PROMPT —
Can you transcribe the data exactly? Leave the pictures out.

[Saved data entries]

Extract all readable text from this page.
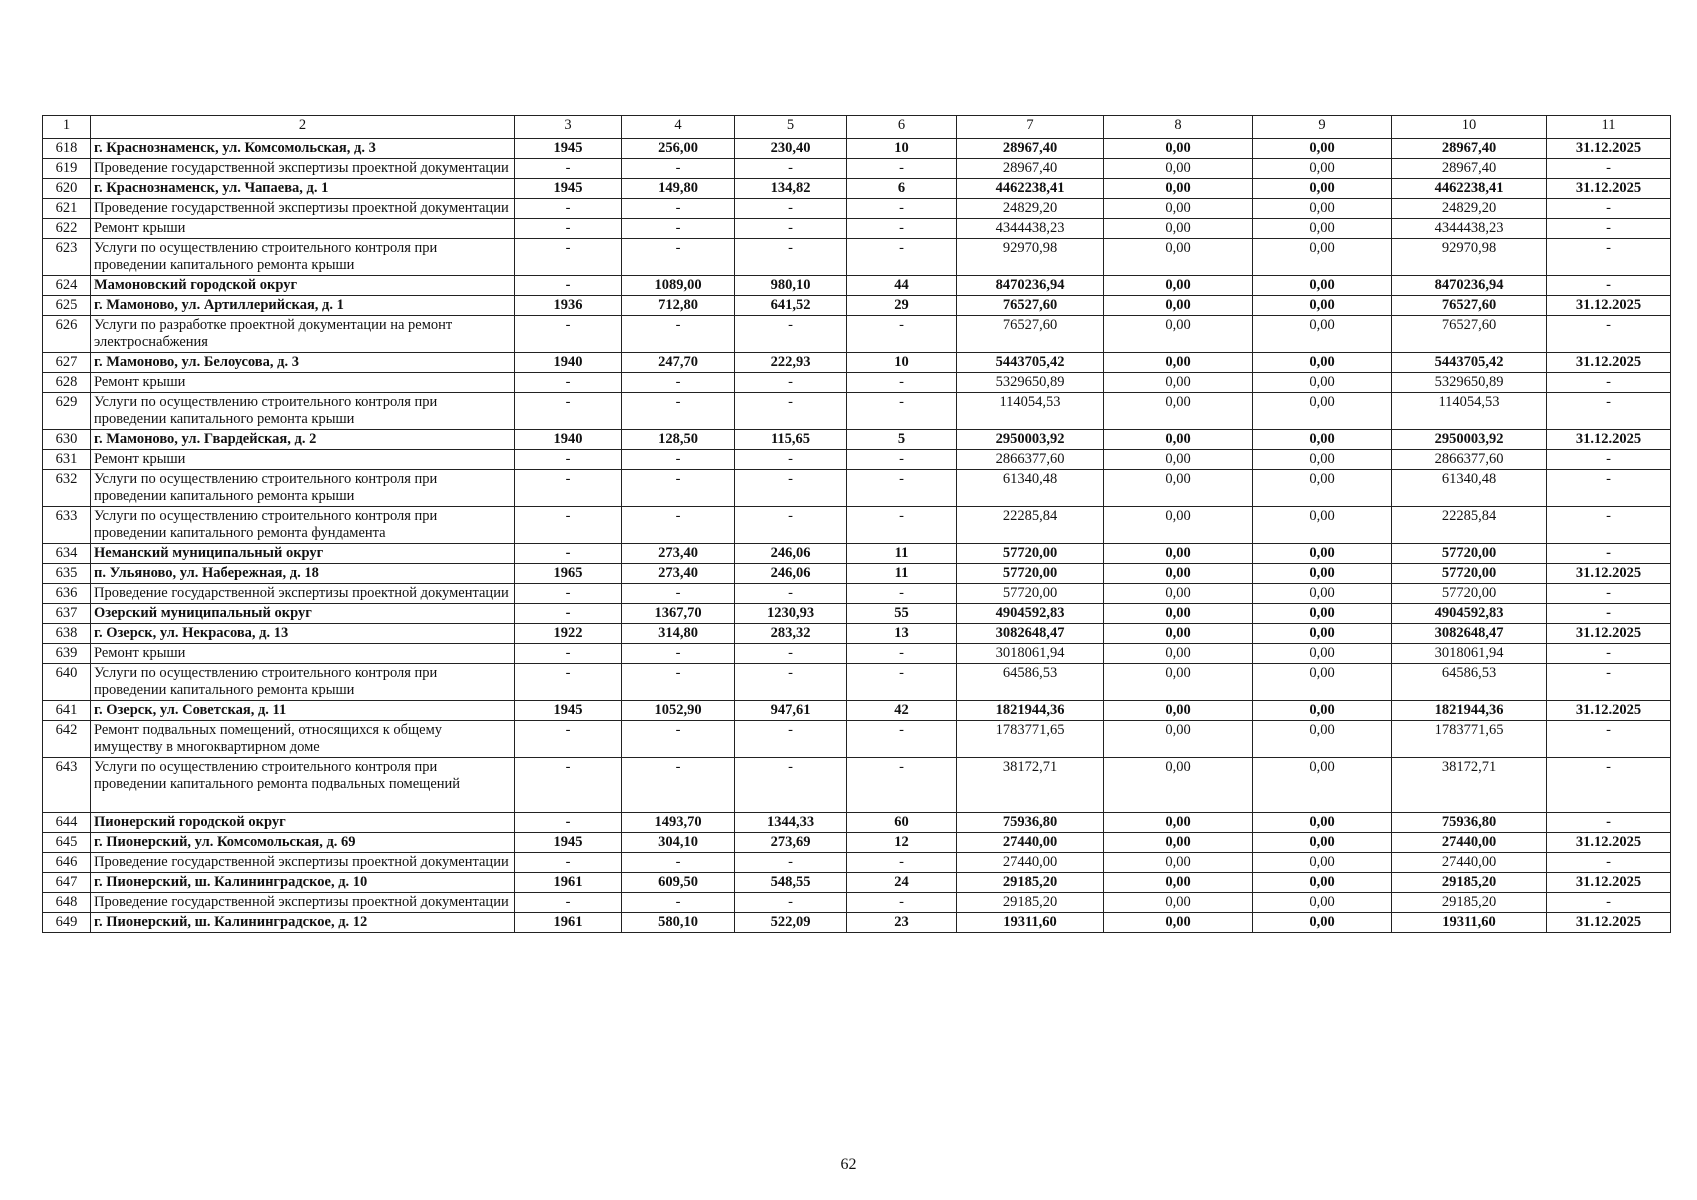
1	2	3	4	5	6	7	8	9	10	11
618	г. Краснознаменск, ул. Комсомольская, д. 3	1945	256,00	230,40	10	28967,40	0,00	0,00	28967,40	31.12.2025
619	Проведение государственной экспертизы проектной документации	-	-	-	-	28967,40	0,00	0,00	28967,40	-
620	г. Краснознаменск, ул. Чапаева, д. 1	1945	149,80	134,82	6	4462238,41	0,00	0,00	4462238,41	31.12.2025
621	Проведение государственной экспертизы проектной документации	-	-	-	-	24829,20	0,00	0,00	24829,20	-
622	Ремонт крыши	-	-	-	-	4344438,23	0,00	0,00	4344438,23	-
623	Услуги по осуществлению строительного контроля при проведении капитального ремонта крыши	-	-	-	-	92970,98	0,00	0,00	92970,98	-
624	Мамоновский городской округ	-	1089,00	980,10	44	8470236,94	0,00	0,00	8470236,94	-
625	г. Мамоново, ул. Артиллерийская, д. 1	1936	712,80	641,52	29	76527,60	0,00	0,00	76527,60	31.12.2025
626	Услуги по разработке проектной документации на ремонт электроснабжения	-	-	-	-	76527,60	0,00	0,00	76527,60	-
627	г. Мамоново, ул. Белоусова, д. 3	1940	247,70	222,93	10	5443705,42	0,00	0,00	5443705,42	31.12.2025
628	Ремонт крыши	-	-	-	-	5329650,89	0,00	0,00	5329650,89	-
629	Услуги по осуществлению строительного контроля при проведении капитального ремонта крыши	-	-	-	-	114054,53	0,00	0,00	114054,53	-
630	г. Мамоново, ул. Гвардейская, д. 2	1940	128,50	115,65	5	2950003,92	0,00	0,00	2950003,92	31.12.2025
631	Ремонт крыши	-	-	-	-	2866377,60	0,00	0,00	2866377,60	-
632	Услуги по осуществлению строительного контроля при проведении капитального ремонта крыши	-	-	-	-	61340,48	0,00	0,00	61340,48	-
633	Услуги по осуществлению строительного контроля при проведении капитального ремонта фундамента	-	-	-	-	22285,84	0,00	0,00	22285,84	-
634	Неманский муниципальный округ	-	273,40	246,06	11	57720,00	0,00	0,00	57720,00	-
635	п. Ульяново, ул. Набережная, д. 18	1965	273,40	246,06	11	57720,00	0,00	0,00	57720,00	31.12.2025
636	Проведение государственной экспертизы проектной документации	-	-	-	-	57720,00	0,00	0,00	57720,00	-
637	Озерский муниципальный округ	-	1367,70	1230,93	55	4904592,83	0,00	0,00	4904592,83	-
638	г. Озерск, ул. Некрасова, д. 13	1922	314,80	283,32	13	3082648,47	0,00	0,00	3082648,47	31.12.2025
639	Ремонт крыши	-	-	-	-	3018061,94	0,00	0,00	3018061,94	-
640	Услуги по осуществлению строительного контроля при проведении капитального ремонта крыши	-	-	-	-	64586,53	0,00	0,00	64586,53	-
641	г. Озерск, ул. Советская, д. 11	1945	1052,90	947,61	42	1821944,36	0,00	0,00	1821944,36	31.12.2025
642	Ремонт подвальных помещений, относящихся к общему имуществу в многоквартирном доме	-	-	-	-	1783771,65	0,00	0,00	1783771,65	-
643	Услуги по осуществлению строительного контроля при проведении капитального ремонта подвальных помещений	-	-	-	-	38172,71	0,00	0,00	38172,71	-
644	Пионерский городской округ	-	1493,70	1344,33	60	75936,80	0,00	0,00	75936,80	-
645	г. Пионерский, ул. Комсомольская, д. 69	1945	304,10	273,69	12	27440,00	0,00	0,00	27440,00	31.12.2025
646	Проведение государственной экспертизы проектной документации	-	-	-	-	27440,00	0,00	0,00	27440,00	-
647	г. Пионерский, ш. Калининградское, д. 10	1961	609,50	548,55	24	29185,20	0,00	0,00	29185,20	31.12.2025
648	Проведение государственной экспертизы проектной документации	-	-	-	-	29185,20	0,00	0,00	29185,20	-
649	г. Пионерский, ш. Калининградское, д. 12	1961	580,10	522,09	23	19311,60	0,00	0,00	19311,60	31.12.2025
62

ANSWER TO THE PROBLEM —
Extract all readable text from this page.
1	2	3	4	5	6	7	8	9	10	11
618	г. Краснознаменск, ул. Комсомольская, д. 3	1945	256,00	230,40	10	28967,40	0,00	0,00	28967,40	31.12.2025
619	Проведение государственной экспертизы проектной документации	-	-	-	-	28967,40	0,00	0,00	28967,40	-
620	г. Краснознаменск, ул. Чапаева, д. 1	1945	149,80	134,82	6	4462238,41	0,00	0,00	4462238,41	31.12.2025
621	Проведение государственной экспертизы проектной документации	-	-	-	-	24829,20	0,00	0,00	24829,20	-
622	Ремонт крыши	-	-	-	-	4344438,23	0,00	0,00	4344438,23	-
623	Услуги по осуществлению строительного контроля при проведении капитального ремонта крыши	-	-	-	-	92970,98	0,00	0,00	92970,98	-
624	Мамоновский городской округ	-	1089,00	980,10	44	8470236,94	0,00	0,00	8470236,94	-
625	г. Мамоново, ул. Артиллерийская, д. 1	1936	712,80	641,52	29	76527,60	0,00	0,00	76527,60	31.12.2025
626	Услуги по разработке проектной документации на ремонт электроснабжения	-	-	-	-	76527,60	0,00	0,00	76527,60	-
627	г. Мамоново, ул. Белоусова, д. 3	1940	247,70	222,93	10	5443705,42	0,00	0,00	5443705,42	31.12.2025
628	Ремонт крыши	-	-	-	-	5329650,89	0,00	0,00	5329650,89	-
629	Услуги по осуществлению строительного контроля при проведении капитального ремонта крыши	-	-	-	-	114054,53	0,00	0,00	114054,53	-
630	г. Мамоново, ул. Гвардейская, д. 2	1940	128,50	115,65	5	2950003,92	0,00	0,00	2950003,92	31.12.2025
631	Ремонт крыши	-	-	-	-	2866377,60	0,00	0,00	2866377,60	-
632	Услуги по осуществлению строительного контроля при проведении капитального ремонта крыши	-	-	-	-	61340,48	0,00	0,00	61340,48	-
633	Услуги по осуществлению строительного контроля при проведении капитального ремонта фундамента	-	-	-	-	22285,84	0,00	0,00	22285,84	-
634	Неманский муниципальный округ	-	273,40	246,06	11	57720,00	0,00	0,00	57720,00	-
635	п. Ульяново, ул. Набережная, д. 18	1965	273,40	246,06	11	57720,00	0,00	0,00	57720,00	31.12.2025
636	Проведение государственной экспертизы проектной документации	-	-	-	-	57720,00	0,00	0,00	57720,00	-
637	Озерский муниципальный округ	-	1367,70	1230,93	55	4904592,83	0,00	0,00	4904592,83	-
638	г. Озерск, ул. Некрасова, д. 13	1922	314,80	283,32	13	3082648,47	0,00	0,00	3082648,47	31.12.2025
639	Ремонт крыши	-	-	-	-	3018061,94	0,00	0,00	3018061,94	-
640	Услуги по осуществлению строительного контроля при проведении капитального ремонта крыши	-	-	-	-	64586,53	0,00	0,00	64586,53	-
641	г. Озерск, ул. Советская, д. 11	1945	1052,90	947,61	42	1821944,36	0,00	0,00	1821944,36	31.12.2025
642	Ремонт подвальных помещений, относящихся к общему имуществу в многоквартирном доме	-	-	-	-	1783771,65	0,00	0,00	1783771,65	-
643	Услуги по осуществлению строительного контроля при проведении капитального ремонта подвальных помещений	-	-	-	-	38172,71	0,00	0,00	38172,71	-
644	Пионерский городской округ	-	1493,70	1344,33	60	75936,80	0,00	0,00	75936,80	-
645	г. Пионерский, ул. Комсомольская, д. 69	1945	304,10	273,69	12	27440,00	0,00	0,00	27440,00	31.12.2025
646	Проведение государственной экспертизы проектной документации	-	-	-	-	27440,00	0,00	0,00	27440,00	-
647	г. Пионерский, ш. Калининградское, д. 10	1961	609,50	548,55	24	29185,20	0,00	0,00	29185,20	31.12.2025
648	Проведение государственной экспертизы проектной документации	-	-	-	-	29185,20	0,00	0,00	29185,20	-
649	г. Пионерский, ш. Калининградское, д. 12	1961	580,10	522,09	23	19311,60	0,00	0,00	19311,60	31.12.2025
62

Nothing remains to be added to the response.